# PROBLEM:
From the entries that follow, pick out all lines holding "Соликамский".

Start of SUPPLIED INFORMATION

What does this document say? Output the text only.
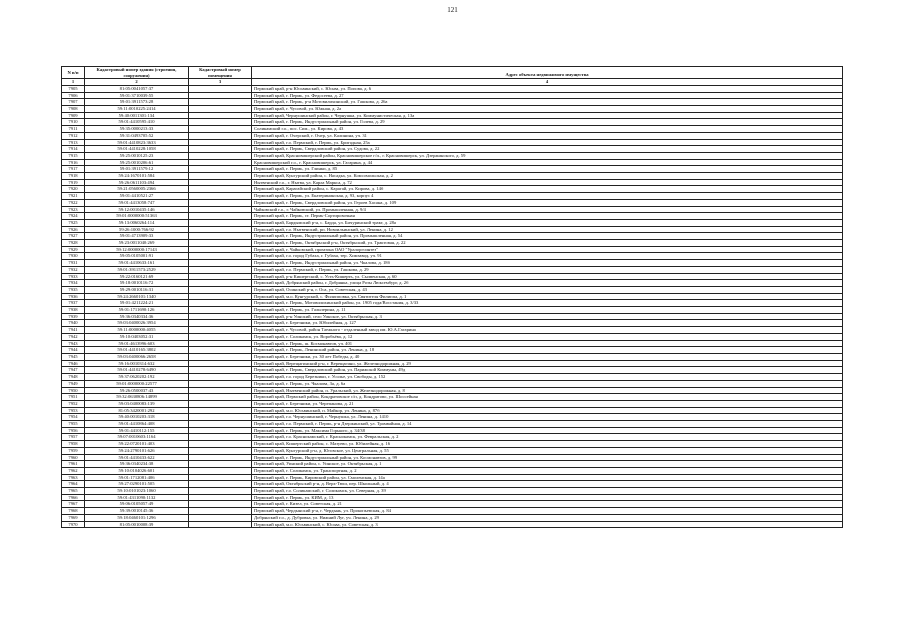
121
N п/п	Кадастровый номер здания (строения, сооружения)	Кадастровый номер помещения	Адрес объекта недвижимого имущества
1	2	3	4
7905	81:05:0041057:37		Пермский край, р-н Юсьвинский, с. Юсьва, ул. Попова, д. 6
7906	59:01:3710039:55		Пермский край, г. Пермь, ул. Федосеева, д. 27
7907	59:01:3911573:28		Пермский край, г. Пермь, р-н Мотовилихинский, ул. Гашкова, д. 26а
7908	59:11:0010225:2414		Пермский край, г. Чусовой, ул. Южная, д. 2а
7909	59:40:0011301:134		Пермский край, Чернушинский район, г. Чернушка, ул. Коммунистическая, д. 13а
7910	59:01:4410595:410		Пермский край, г. Пермь, Индустриальный район, ул. Голева, д. 29
7911	59:35:0000213:33		Соликамский г.о., пос. Сим., ул. Кирова, д. 43
7912	59:31:0493705:52		Пермский край, г. Очерский, г. Очер, ул. Калинина, уч. 31
7913	59:01:4410823:3633		Пермский край, г.о. Пермский, г. Пермь, ул. Бригадная, 25а
7914	59:01:4410228:1058		Пермский край, г. Пермь, Свердловский район, ул. Судова, д. 22
7915	59:25:0010125:23		Пермский край, Красновишерский район, Красновишерское г/п., г. Красновишерск, ул. Дзержинского, д. 59
7916	59:25:0010206:61		Красновишерский г.о., г. Красновишерск, ул. Гагарина, д. 44
7917	59:01:3911579:12		Пермский край, г. Пермь, ул. Глинки, д. 85
7918	59:24:1670101:584		Пермский край, Кунгурский район, с. Насадка, ул. Комсомольская, д. 2
7919	59:26:0611103:494		Нытвенский г.о., г. Нытва, ул. Карла Маркса, д. 72
7920	59:21:0560005:2366		Пермский край, Карагайский район, с. Карагай, ул. Кирова, д. 14б
7921	59:01:4410521:27		Пермский край, г. Пермь, ул. Екатерининская, д. 93, корпус 4
7922	59:01:4413058:747		Пермский край, г. Пермь, Свердловский район, ул. Героев Хасана, д. 109
7923	59:12:0010435:146		Чайковский г.о., г. Чайковский, ул. Промышленная, д. 9/4
7924	59:01:0000000:51363		Пермский край, г. Пермь, ст. Пермь-Сортировочная
7925	59:13:0060264:114		Пермский край, Бардымский р-н, с. Барда, ул. Бичуринский тракт, д. 28а
7926	59:26:1000:766:92		Пермский край, г.о. Нытвенский, рп. Новоильинский, ул. Ленина, д. 12
7927	59:01:4713909:33		Пермский край, г. Пермь, Индустриальный район, ул. Промышленная, д. 54
7928	59:23:0011040:269		Пермский край, г. Пермь, Октябрьский р-н, Октябрьский, ул. Трактовая, д. 22
7929	59:12:0000000:17143		Пермский край, г. Чайковский, промзона ОАО "Уралоргсинтез"
7930	59:05:0105001:91		Пермский край, г.о. город Губаха, г. Губаха, тер. Химзавод, уч. 91
7931	59:01:4410633:161		Пермский край, г. Пермь, Индустриальный район, ул. Чкалова, д. 18б
7932	59:01:3911573:2529		Пермский край, г.о. Пермский, г. Пермь, ул. Гашкова, д. 29
7933	59:22:0160121:69		Пермский край, р-н Кишертский, с. Усть-Кишерть, ул. Сылвенская, д. 60
7934	59:18:0010116:72		Пермский край, Добрянский район, г. Добрянка, улица Розы Люксембург, д. 2б
7935	59:29:0010116:31		Пермский край, Осинский р-н, г. Оса, ул. Советская, д. 43
7936	59:24:2660101:1340		Пермский край, м.о. Кунгурский, с. Филипповка, ул. Святителя Филиппа, д. 1
7937	59:01:4211224:21		Пермский край, г. Пермь, Мотовилихинский район, ул. 1905 года/Восстания, д. 3/33
7938	59:01:1711690:126		Пермский край, г. Пермь, ул. Гальперина, д. 11
7939	59:36:0340334:36		Пермский край, р-н Уинский, село Уинское, ул. Октябрьская, д. 3
7940	59:03:0400026:3954		Пермский край, г. Березники, ул. Юбилейная, д. 127
7941	59:11:0000000:4055		Пермский край, г. Чусовой, район Таежного - отдаленный завод им. Ю.А.Гагарина
7942	59:10:0403052:31		Пермский край, г. Соликамск, ул. Воробьёва, д. 12
7943	59:01:4613996:603		Пермский край, г. Пермь, ш. Космонавтов, уч. 401
7944	59:01:4410165:3802		Пермский край, г. Пермь, Ленинский район, ул. Ленина, д. 18
7945	59:03:0400066:2658		Пермский край, г. Березники, ул. 30 лет Победы, д. 40
7946	59:16:0010314:632		Пермский край, Верещагинский р-н, г. Верещагино, ул. Железнодорожная, д. 29
7947	59:01:4410278:6490		Пермский край, г. Пермь, Свердловский район, ул. Парижской Коммуны, 49д
7948	59:37:0620202:192		Пермский край, г.о. город Березники, г. Усолье, ул. Свободы, д. 152
7949	59:01:0000000:22577		Пермский край, г. Пермь, ул. Чкалова, 3а, д. 6а
7950	59:26:0500037:43		Пермский край, Нытвенский район, п. Уральский, ул. Железнодорожная, д. 8
7951	59:32:0630806:14899		Пермский край, Пермский район, Кондратовское с/п, д. Кондратово, ул. Шоссейная
7952	59:03:0400083:139		Пермский край, г. Березники, ул. Черепанова, д. 21
7953	81:05:3420001:292		Пермский край, м.о. Юсьвинский, п. Майкор, ул. Ленина, д. 87б
7954	59:40:0010203:318		Пермский край, г.о. Чернушинский, г. Чернушка, ул. Ленина, д. 1410
7955	59:01:4410864:408		Пермский край, г.о. Пермский, г. Пермь, р-н Дзержинский, ул. Трамвайная, д. 14
7956	59:01:4410112:155		Пермский край, г. Пермь, ул. Максима Горького, д. 34/38
7957	59:07:0010603:1164		Пермский край, г.о. Краснокамский, г. Краснокамск, ул. Февральская, д. 2
7958	59:22:0720101:403		Пермский край, Кишертский район, с. Мазуево, ул. Юбилейная, д. 16
7959	59:24:2790101:626		Пермский край, Кунгурский р-н, д. Юговское, ул. Центральная, д. 55
7960	59:01:4410433:622		Пермский край, г. Пермь, Индустриальный район, ул. Космонавтов, д. 99
7961	59:36:0340234:38		Пермский край, Уинский район, с. Уинское, ул. Октябрьская, д. 1
7962	59:10:0104026:601		Пермский край, г. Соликамск, ул. Транспортная, д. 2
7963	59:01:1712081:406		Пермский край, г. Пермь, Кировский район, ул. Смоленская, д. 14а
7964	59:27:0290101:505		Пермский край, Октябрьский р-н, д. Верх-Тюш, пер. Школьный, д. 4
7965	59:10:0101023:1060		Пермский край, г.о. Соликамский, г. Соликамск, ул. Северная, д. 39
7966	59:01:4311090:1132		Пермский край, г. Пермь, ул. КИМ, д. 13
7967	59:06:0105057:49		Пермский край, г. Кизел, ул. Советская, д. 21
7968	59:39:0010145:36		Пермский край, Чердынский р-н, г. Чердынь, ул. Прокопьевская, д. 84
7969	59:18:0460101:1296		Добрянский г.о., д. Дубровка, ул. Нижний Луг, уч. Ленина, д. 29
7970	81:05:0010008:39		Пермский край, м.о. Юсьвинский, с. Юсьва, ул. Советская, д. 3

End of SUPPLIED INFORMATION

# SOLVED EXERCISE:
7911	59:35:0000213:33		Соликамский г.о., пос. Сим., ул. Кирова, д. 43
7965	59:10:0101023:1060		Пермский край, г.о. Соликамский, г. Соликамск, ул. Северная, д. 39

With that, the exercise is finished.